Problem: Repeat the full listing below verbatim and keep the images out.

***

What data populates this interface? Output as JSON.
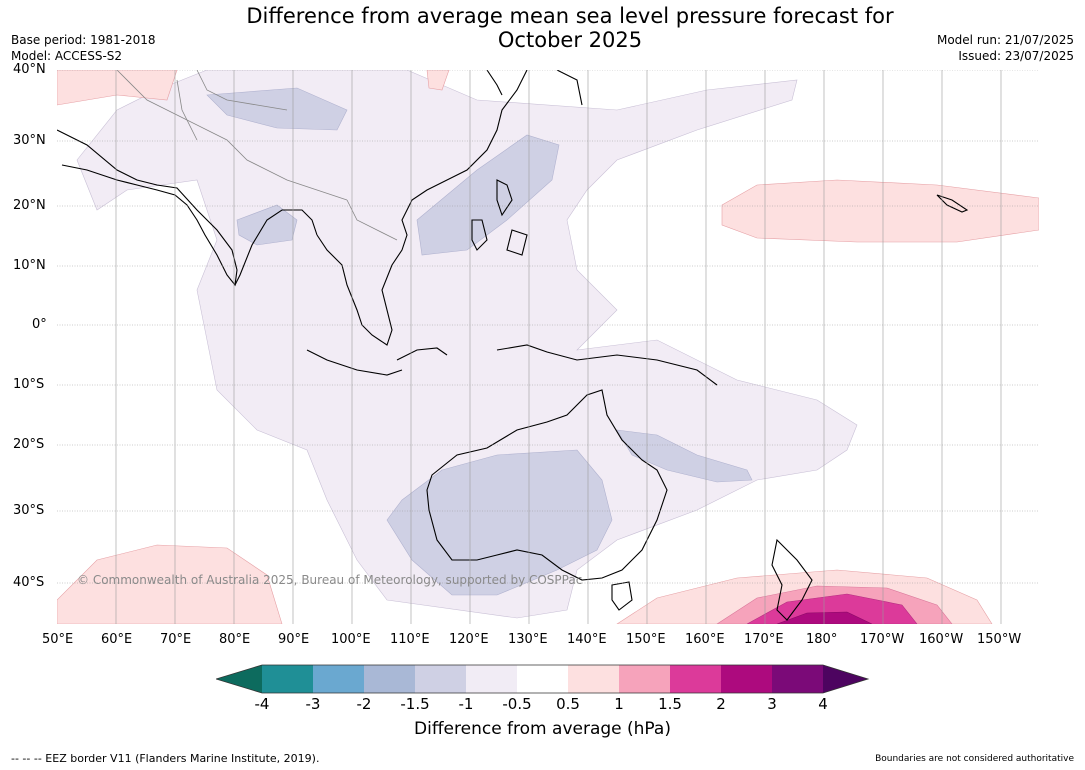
{
  "title_line1": "Difference from average mean sea level pressure forecast for",
  "title_line2": "October 2025",
  "base_period": "Base period: 1981-2018",
  "model": "Model: ACCESS-S2",
  "model_run": "Model run: 21/07/2025",
  "issued": "Issued: 23/07/2025",
  "lat_labels": [
    "40°N",
    "30°N",
    "20°N",
    "10°N",
    "0°",
    "10°S",
    "20°S",
    "30°S",
    "40°S"
  ],
  "lon_labels": [
    "50°E",
    "60°E",
    "70°E",
    "80°E",
    "90°E",
    "100°E",
    "110°E",
    "120°E",
    "130°E",
    "140°E",
    "150°E",
    "160°E",
    "170°E",
    "180°",
    "170°W",
    "160°W",
    "150°W"
  ],
  "copyright": "© Commonwealth of Australia 2025, Bureau of Meteorology, supported by COSPPac",
  "colorbar": {
    "title": "Difference from average (hPa)",
    "ticks": [
      "-4",
      "-3",
      "-2",
      "-1.5",
      "-1",
      "-0.5",
      "0.5",
      "1",
      "1.5",
      "2",
      "3",
      "4"
    ],
    "colors": [
      "#0d6b5e",
      "#1f8f96",
      "#6aa8d0",
      "#a9b8d6",
      "#cfd0e4",
      "#f1ecf5",
      "#ffffff",
      "#fde0e0",
      "#f6a3bb",
      "#dc3a9a",
      "#ad0a7e",
      "#7b0a78",
      "#4d0460"
    ]
  },
  "footer_left": "--  --  -- EEZ border V11 (Flanders Marine Institute, 2019).",
  "footer_right": "Boundaries are not considered authoritative"
}
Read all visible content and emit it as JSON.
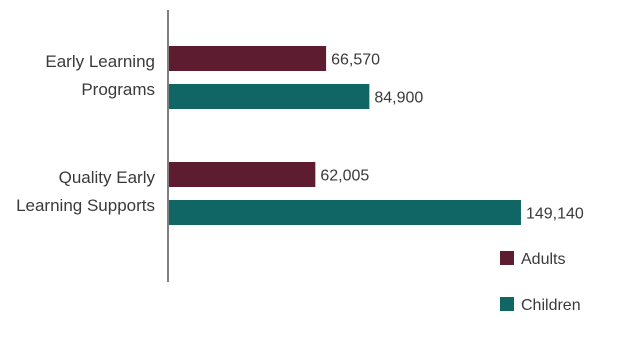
{
  "chart_data": {
    "type": "bar",
    "orientation": "horizontal",
    "categories": [
      [
        "Early Learning",
        "Programs"
      ],
      [
        "Quality Early",
        "Learning Supports"
      ]
    ],
    "series": [
      {
        "name": "Adults",
        "color": "#5e1c30",
        "values": [
          66570,
          62005
        ],
        "labels": [
          "66,570",
          "62,005"
        ]
      },
      {
        "name": "Children",
        "color": "#0f6664",
        "values": [
          84900,
          149140
        ],
        "labels": [
          "84,900",
          "149,140"
        ]
      }
    ],
    "xlim": [
      0,
      150000
    ],
    "grid": false,
    "legend_position": "bottom-right"
  }
}
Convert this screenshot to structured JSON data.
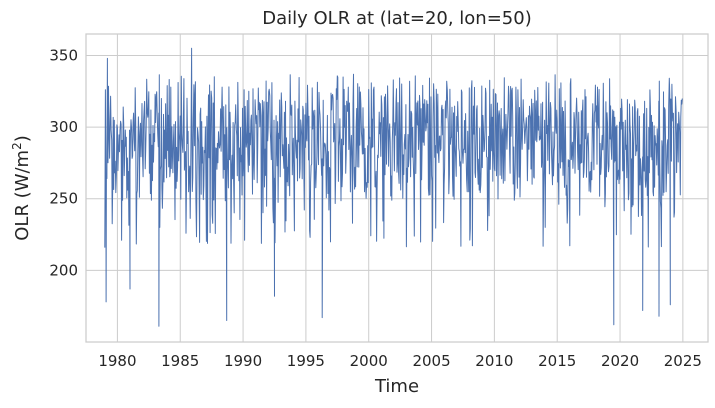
{
  "chart_data": {
    "type": "line",
    "title": "Daily OLR at (lat=20, lon=50)",
    "xlabel": "Time",
    "ylabel_main": "OLR (W/m",
    "ylabel_sup": "2",
    "ylabel_close": ")",
    "xlim": [
      1977.5,
      2027.0
    ],
    "ylim": [
      150,
      365
    ],
    "x_ticks": [
      1980,
      1985,
      1990,
      1995,
      2000,
      2005,
      2010,
      2015,
      2020,
      2025
    ],
    "x_tick_labels": [
      "1980",
      "1985",
      "1990",
      "1995",
      "2000",
      "2005",
      "2010",
      "2015",
      "2020",
      "2025"
    ],
    "y_ticks": [
      200,
      250,
      300,
      350
    ],
    "y_tick_labels": [
      "200",
      "250",
      "300",
      "350"
    ],
    "grid": true,
    "series": [
      {
        "color": "#4c72b0",
        "x_start": 1979.0,
        "x_end": 2025.0,
        "baseline": 290,
        "typical_high": 325,
        "typical_low": 255,
        "extremes": [
          {
            "x": 1979.1,
            "y": 178
          },
          {
            "x": 1979.2,
            "y": 348
          },
          {
            "x": 1981.0,
            "y": 187
          },
          {
            "x": 1983.3,
            "y": 161
          },
          {
            "x": 1985.9,
            "y": 355
          },
          {
            "x": 1988.7,
            "y": 165
          },
          {
            "x": 1992.5,
            "y": 182
          },
          {
            "x": 1996.3,
            "y": 167
          },
          {
            "x": 2019.5,
            "y": 162
          },
          {
            "x": 2021.8,
            "y": 172
          },
          {
            "x": 2023.1,
            "y": 168
          },
          {
            "x": 2024.0,
            "y": 176
          }
        ]
      }
    ]
  }
}
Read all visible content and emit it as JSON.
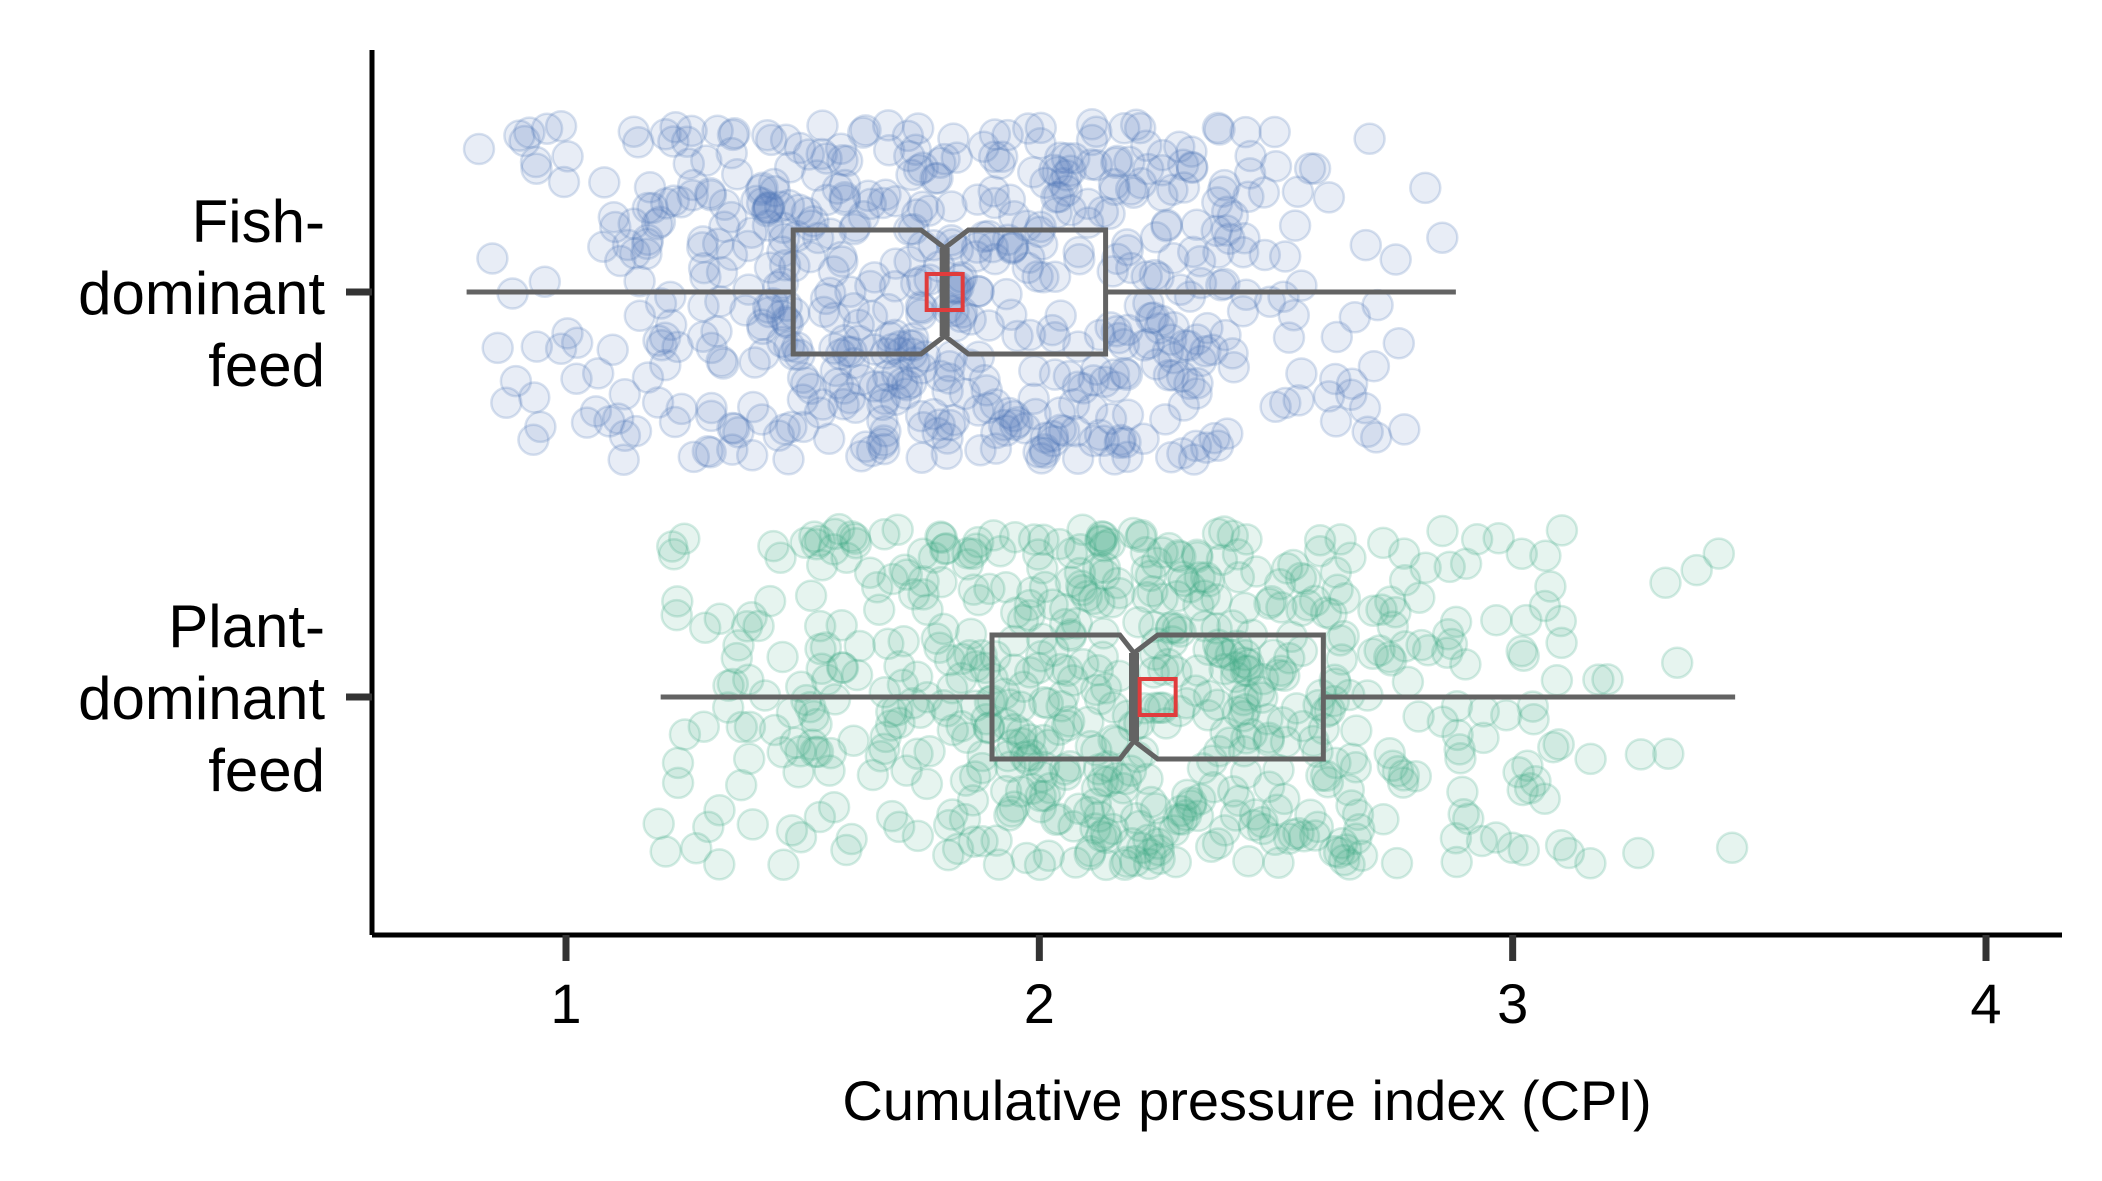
{
  "chart_data": {
    "type": "boxplot",
    "title": "",
    "xlabel": "Cumulative pressure index (CPI)",
    "ylabel": "",
    "xlim": [
      0.6,
      4.15
    ],
    "xticks": [
      "1",
      "2",
      "3",
      "4"
    ],
    "grid": false,
    "legend": "none",
    "series": [
      {
        "category": "Fish-dominant feed",
        "label_lines": [
          "Fish-",
          "dominant",
          "feed"
        ],
        "color": "#4f77b8",
        "whisker_low": 0.79,
        "q1": 1.48,
        "median": 1.8,
        "q3": 2.14,
        "whisker_high": 2.88,
        "notch_low": 1.75,
        "notch_high": 1.85,
        "mean": 1.8,
        "point_min": 0.79,
        "point_max": 2.88,
        "n_points": 600
      },
      {
        "category": "Plant-dominant feed",
        "label_lines": [
          "Plant-",
          "dominant",
          "feed"
        ],
        "color": "#3aa886",
        "whisker_low": 1.2,
        "q1": 1.9,
        "median": 2.2,
        "q3": 2.6,
        "whisker_high": 3.47,
        "notch_low": 2.17,
        "notch_high": 2.25,
        "mean": 2.25,
        "point_min": 1.18,
        "point_max": 3.47,
        "n_points": 620
      }
    ],
    "box_color": "#636363",
    "mean_marker_color": "#e03c3c"
  }
}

***

Reply to the task:
What data populates this interface? Output as JSON.
{
  "title_line1": "Difference from average mean sea level pressure forecast for",
  "title_line2": "October 2025",
  "base_period": "Base period: 1981-2018",
  "model": "Model: ACCESS-S2",
  "model_run": "Model run: 21/07/2025",
  "issued": "Issued: 23/07/2025",
  "lat_labels": [
    "40°N",
    "30°N",
    "20°N",
    "10°N",
    "0°",
    "10°S",
    "20°S",
    "30°S",
    "40°S"
  ],
  "lon_labels": [
    "50°E",
    "60°E",
    "70°E",
    "80°E",
    "90°E",
    "100°E",
    "110°E",
    "120°E",
    "130°E",
    "140°E",
    "150°E",
    "160°E",
    "170°E",
    "180°",
    "170°W",
    "160°W",
    "150°W"
  ],
  "copyright": "© Commonwealth of Australia 2025, Bureau of Meteorology, supported by COSPPac",
  "colorbar": {
    "title": "Difference from average (hPa)",
    "ticks": [
      "-4",
      "-3",
      "-2",
      "-1.5",
      "-1",
      "-0.5",
      "0.5",
      "1",
      "1.5",
      "2",
      "3",
      "4"
    ],
    "colors": [
      "#0d6b5e",
      "#1f8f96",
      "#6aa8d0",
      "#a9b8d6",
      "#cfd0e4",
      "#f1ecf5",
      "#ffffff",
      "#fde0e0",
      "#f6a3bb",
      "#dc3a9a",
      "#ad0a7e",
      "#7b0a78",
      "#4d0460"
    ]
  },
  "footer_left": "--  --  -- EEZ border V11 (Flanders Marine Institute, 2019).",
  "footer_right": "Boundaries are not considered authoritative"
}
Read all visible content and emit it as JSON.
{
  "chart_data": {
    "type": "bar",
    "orientation": "horizontal",
    "categories": [
      [
        "Early Learning",
        "Programs"
      ],
      [
        "Quality Early",
        "Learning Supports"
      ]
    ],
    "series": [
      {
        "name": "Adults",
        "color": "#5e1c30",
        "values": [
          66570,
          62005
        ],
        "labels": [
          "66,570",
          "62,005"
        ]
      },
      {
        "name": "Children",
        "color": "#0f6664",
        "values": [
          84900,
          149140
        ],
        "labels": [
          "84,900",
          "149,140"
        ]
      }
    ],
    "xlim": [
      0,
      150000
    ],
    "grid": false,
    "legend_position": "bottom-right"
  }
}
Convert this screenshot to structured JSON data.
{
  "chart_data": {
    "type": "line",
    "title": "Daily OLR at (lat=20, lon=50)",
    "xlabel": "Time",
    "ylabel_main": "OLR (W/m",
    "ylabel_sup": "2",
    "ylabel_close": ")",
    "xlim": [
      1977.5,
      2027.0
    ],
    "ylim": [
      150,
      365
    ],
    "x_ticks": [
      1980,
      1985,
      1990,
      1995,
      2000,
      2005,
      2010,
      2015,
      2020,
      2025
    ],
    "x_tick_labels": [
      "1980",
      "1985",
      "1990",
      "1995",
      "2000",
      "2005",
      "2010",
      "2015",
      "2020",
      "2025"
    ],
    "y_ticks": [
      200,
      250,
      300,
      350
    ],
    "y_tick_labels": [
      "200",
      "250",
      "300",
      "350"
    ],
    "grid": true,
    "series": [
      {
        "color": "#4c72b0",
        "x_start": 1979.0,
        "x_end": 2025.0,
        "baseline": 290,
        "typical_high": 325,
        "typical_low": 255,
        "extremes": [
          {
            "x": 1979.1,
            "y": 178
          },
          {
            "x": 1979.2,
            "y": 348
          },
          {
            "x": 1981.0,
            "y": 187
          },
          {
            "x": 1983.3,
            "y": 161
          },
          {
            "x": 1985.9,
            "y": 355
          },
          {
            "x": 1988.7,
            "y": 165
          },
          {
            "x": 1992.5,
            "y": 182
          },
          {
            "x": 1996.3,
            "y": 167
          },
          {
            "x": 2019.5,
            "y": 162
          },
          {
            "x": 2021.8,
            "y": 172
          },
          {
            "x": 2023.1,
            "y": 168
          },
          {
            "x": 2024.0,
            "y": 176
          }
        ]
      }
    ]
  }
}
Read all visible content and emit it as JSON.
{
  "chart_data": {
    "type": "boxplot",
    "title": "",
    "xlabel": "Cumulative pressure index (CPI)",
    "ylabel": "",
    "xlim": [
      0.6,
      4.15
    ],
    "xticks": [
      "1",
      "2",
      "3",
      "4"
    ],
    "grid": false,
    "legend": "none",
    "series": [
      {
        "category": "Fish-dominant feed",
        "label_lines": [
          "Fish-",
          "dominant",
          "feed"
        ],
        "color": "#4f77b8",
        "whisker_low": 0.79,
        "q1": 1.48,
        "median": 1.8,
        "q3": 2.14,
        "whisker_high": 2.88,
        "notch_low": 1.75,
        "notch_high": 1.85,
        "mean": 1.8,
        "point_min": 0.79,
        "point_max": 2.88,
        "n_points": 600
      },
      {
        "category": "Plant-dominant feed",
        "label_lines": [
          "Plant-",
          "dominant",
          "feed"
        ],
        "color": "#3aa886",
        "whisker_low": 1.2,
        "q1": 1.9,
        "median": 2.2,
        "q3": 2.6,
        "whisker_high": 3.47,
        "notch_low": 2.17,
        "notch_high": 2.25,
        "mean": 2.25,
        "point_min": 1.18,
        "point_max": 3.47,
        "n_points": 620
      }
    ],
    "box_color": "#636363",
    "mean_marker_color": "#e03c3c"
  }
}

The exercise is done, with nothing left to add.